Re: [Qemu-devel] [sneak preview] major scsi overhaul
On 11/09/09 21:38, Blue Swirl wrote: As Michael notes, devices have physical address sizes independent of the target platform; a PCI device that supports 64-bit addresses can be plugged into a motherboard that supports 32-bit address bus processors. True. But I think the solution is not to make all buses maximum width, but support multiple buses with width translation in between. I suspect translating between 32 and 64 bit is more complex and more overhead than simply using 64bit all the time. We could improve the compilation system so that on 64 bit hosts the benefit of single size target_phys_addr_t results in compiling the files only once. I think this is already the case. When building on x86_64 host (both 32bit and 64bit targets) I find the libhw32 directory empty ... cheers, Gerd
Re: [Qemu-devel] [sneak preview] major scsi overhaul
On Sat, Nov 7, 2009 at 1:09 AM, Gerd Hoffmann kra...@redhat.com wrote: Hi, http://repo.or.cz/w/qemu/kraxel.git/shortlog/refs/heads/scsi.v6 What is in there? (1) Reworked scsi data structures. There is a SCSIRequest struct now. (2) Restructed emulation in the scsi-disk driver. (3) New interface for HBA = SCSIDevice interaction: * building on the new SCSIRequest struct. * the silly read_data/write_data ping-pong game is gone. * support for scatter lists and zerocopy I/O is there. Cool. (4) Added support for the new interface to scsi-disk and scsi-generic. (5) Switched esp and usb-storage to the new interface. * fixed usb-storage state engine along the way. And, no, a backport to stable isn't going to happen. With the new interface state tracking is simpler and easier to get right. (6) A bunch of misc fixes and improvements. What needs to be done? (1) Better patch descriptions. (2) Submit patches to the list for review. (3) Switch over lsi to the new interface. (4) Zap old interface, killing tons of dead code. (5) Final cleanups. In general the commits look good, there are many obviously correct cleanups. However, what happens to the DPRINTFs, it looks like they are removed in the process? You are also moving the compilation to Makefile.hw, which is not exactly an improvement. Is this needed because of the QEMUIOVector stuff?

....

### Requirement a
Answer these questions about the SCSI overhaul excerpt, marking each answer with the same label:
(i) Which directory is found empty when building on an x86_64 host?
(ii) What new struct do the reworked scsi data structures include?
(iii) Which two drivers were switched to the new interface?
The text and the records are unrelated to each other.

### Material for this exercise
....

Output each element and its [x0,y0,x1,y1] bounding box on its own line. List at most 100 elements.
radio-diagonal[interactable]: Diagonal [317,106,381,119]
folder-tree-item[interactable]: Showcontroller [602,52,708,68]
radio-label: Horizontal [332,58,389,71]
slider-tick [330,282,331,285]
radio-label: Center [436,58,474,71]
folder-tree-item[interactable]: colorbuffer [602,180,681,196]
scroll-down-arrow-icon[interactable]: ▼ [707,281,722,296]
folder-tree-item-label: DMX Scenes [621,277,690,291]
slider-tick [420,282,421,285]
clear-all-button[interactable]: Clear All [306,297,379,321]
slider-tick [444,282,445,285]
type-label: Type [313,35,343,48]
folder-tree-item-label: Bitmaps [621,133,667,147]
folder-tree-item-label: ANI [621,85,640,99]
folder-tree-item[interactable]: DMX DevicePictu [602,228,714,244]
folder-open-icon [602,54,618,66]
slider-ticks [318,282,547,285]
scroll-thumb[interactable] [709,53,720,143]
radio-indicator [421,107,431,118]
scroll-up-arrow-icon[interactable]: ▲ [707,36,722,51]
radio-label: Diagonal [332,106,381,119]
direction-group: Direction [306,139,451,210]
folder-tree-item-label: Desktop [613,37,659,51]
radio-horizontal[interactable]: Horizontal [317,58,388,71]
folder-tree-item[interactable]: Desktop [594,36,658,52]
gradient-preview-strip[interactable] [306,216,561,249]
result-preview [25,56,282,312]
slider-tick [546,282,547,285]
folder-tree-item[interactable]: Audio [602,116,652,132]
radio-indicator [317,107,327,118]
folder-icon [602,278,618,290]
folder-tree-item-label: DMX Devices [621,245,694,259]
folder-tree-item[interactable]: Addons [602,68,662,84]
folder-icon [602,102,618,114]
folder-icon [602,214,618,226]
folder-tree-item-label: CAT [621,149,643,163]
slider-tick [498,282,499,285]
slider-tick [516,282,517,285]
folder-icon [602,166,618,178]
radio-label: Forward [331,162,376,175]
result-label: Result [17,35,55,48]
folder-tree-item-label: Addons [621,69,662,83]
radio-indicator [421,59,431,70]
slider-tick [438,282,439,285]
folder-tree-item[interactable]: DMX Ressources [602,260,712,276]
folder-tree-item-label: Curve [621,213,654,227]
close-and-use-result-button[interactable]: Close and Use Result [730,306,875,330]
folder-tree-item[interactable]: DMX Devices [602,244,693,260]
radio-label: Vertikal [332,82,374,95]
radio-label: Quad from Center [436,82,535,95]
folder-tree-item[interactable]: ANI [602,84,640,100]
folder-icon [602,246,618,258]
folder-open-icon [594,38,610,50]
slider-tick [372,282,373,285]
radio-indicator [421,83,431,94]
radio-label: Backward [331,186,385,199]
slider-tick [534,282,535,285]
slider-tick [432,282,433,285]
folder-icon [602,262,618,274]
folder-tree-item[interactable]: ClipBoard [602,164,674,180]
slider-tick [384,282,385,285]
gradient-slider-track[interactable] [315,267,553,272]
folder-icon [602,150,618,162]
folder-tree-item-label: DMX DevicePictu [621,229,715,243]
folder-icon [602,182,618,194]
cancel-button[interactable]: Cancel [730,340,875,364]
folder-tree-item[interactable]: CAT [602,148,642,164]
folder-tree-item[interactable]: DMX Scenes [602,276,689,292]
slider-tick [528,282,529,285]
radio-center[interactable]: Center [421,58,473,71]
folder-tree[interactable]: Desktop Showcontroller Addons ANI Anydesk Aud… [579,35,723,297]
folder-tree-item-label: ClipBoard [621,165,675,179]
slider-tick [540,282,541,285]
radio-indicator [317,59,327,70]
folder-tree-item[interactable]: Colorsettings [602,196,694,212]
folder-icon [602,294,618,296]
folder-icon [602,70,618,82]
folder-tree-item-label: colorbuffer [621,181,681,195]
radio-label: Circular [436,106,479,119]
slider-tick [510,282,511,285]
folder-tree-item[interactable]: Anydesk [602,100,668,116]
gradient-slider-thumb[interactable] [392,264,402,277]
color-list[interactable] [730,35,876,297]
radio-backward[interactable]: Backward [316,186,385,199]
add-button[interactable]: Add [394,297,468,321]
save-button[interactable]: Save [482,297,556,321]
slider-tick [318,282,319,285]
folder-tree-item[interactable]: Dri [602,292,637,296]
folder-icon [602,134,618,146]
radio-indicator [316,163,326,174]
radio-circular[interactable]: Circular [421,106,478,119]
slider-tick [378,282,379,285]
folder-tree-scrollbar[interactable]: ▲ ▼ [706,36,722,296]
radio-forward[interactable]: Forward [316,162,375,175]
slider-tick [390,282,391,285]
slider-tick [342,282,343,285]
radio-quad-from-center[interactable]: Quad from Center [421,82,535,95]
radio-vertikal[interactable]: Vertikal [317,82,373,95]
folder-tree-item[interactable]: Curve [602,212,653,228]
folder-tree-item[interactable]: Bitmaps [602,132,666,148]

....

### Requirement b
Update the records from the first line up to and including the line with "scroll-up-arrow-icon[interactable]: ▲ [707,36,722,51]", changing "radio-label" to "option-label" and leaving everything else as it is. Give only those lines.

### Full response a
(i) libhw32
(ii) SCSIRequest
(iii) esp and usb-storage

### Full response b
Output each element and its [x0,y0,x1,y1] bounding box on its own line. List at most 100 elements.
radio-diagonal[interactable]: Diagonal [317,106,381,119]
folder-tree-item[interactable]: Showcontroller [602,52,708,68]
option-label: Horizontal [332,58,389,71]
slider-tick [330,282,331,285]
option-label: Center [436,58,474,71]
folder-tree-item[interactable]: colorbuffer [602,180,681,196]
scroll-down-arrow-icon[interactable]: ▼ [707,281,722,296]
folder-tree-item-label: DMX Scenes [621,277,690,291]
slider-tick [420,282,421,285]
clear-all-button[interactable]: Clear All [306,297,379,321]
slider-tick [444,282,445,285]
type-label: Type [313,35,343,48]
folder-tree-item-label: Bitmaps [621,133,667,147]
folder-tree-item-label: ANI [621,85,640,99]
folder-tree-item[interactable]: DMX DevicePictu [602,228,714,244]
folder-open-icon [602,54,618,66]
slider-ticks [318,282,547,285]
scroll-thumb[interactable] [709,53,720,143]
radio-indicator [421,107,431,118]
scroll-up-arrow-icon[interactable]: ▲ [707,36,722,51]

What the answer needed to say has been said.